> **SET TASK**: Repeat each record exactly. Any picture gets left out.

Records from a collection
——————

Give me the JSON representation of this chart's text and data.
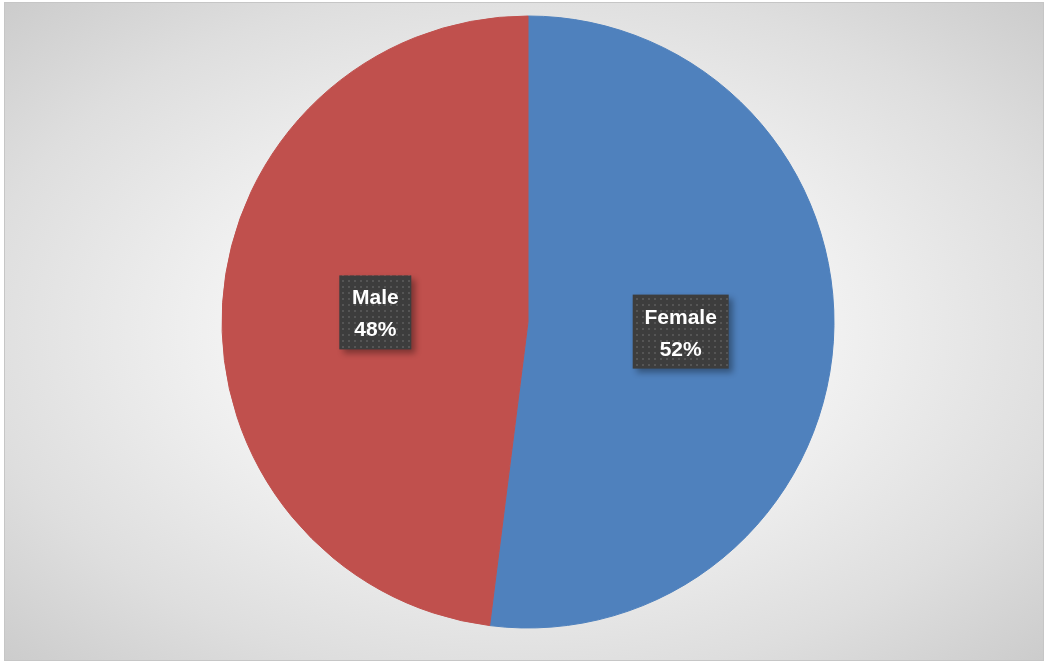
{
  "chart_data": {
    "type": "pie",
    "categories": [
      "Female",
      "Male"
    ],
    "values": [
      52,
      48
    ],
    "colors": [
      "#4f81bd",
      "#c0504d"
    ],
    "value_labels": [
      "52%",
      "48%"
    ]
  }
}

——————

> **WRITTEN ANSWER**:
Give me the JSON representation of this chart's text and data.
{
  "chart_data": {
    "type": "pie",
    "categories": [
      "Female",
      "Male"
    ],
    "values": [
      52,
      48
    ],
    "colors": [
      "#4f81bd",
      "#c0504d"
    ],
    "value_labels": [
      "52%",
      "48%"
    ]
  }
}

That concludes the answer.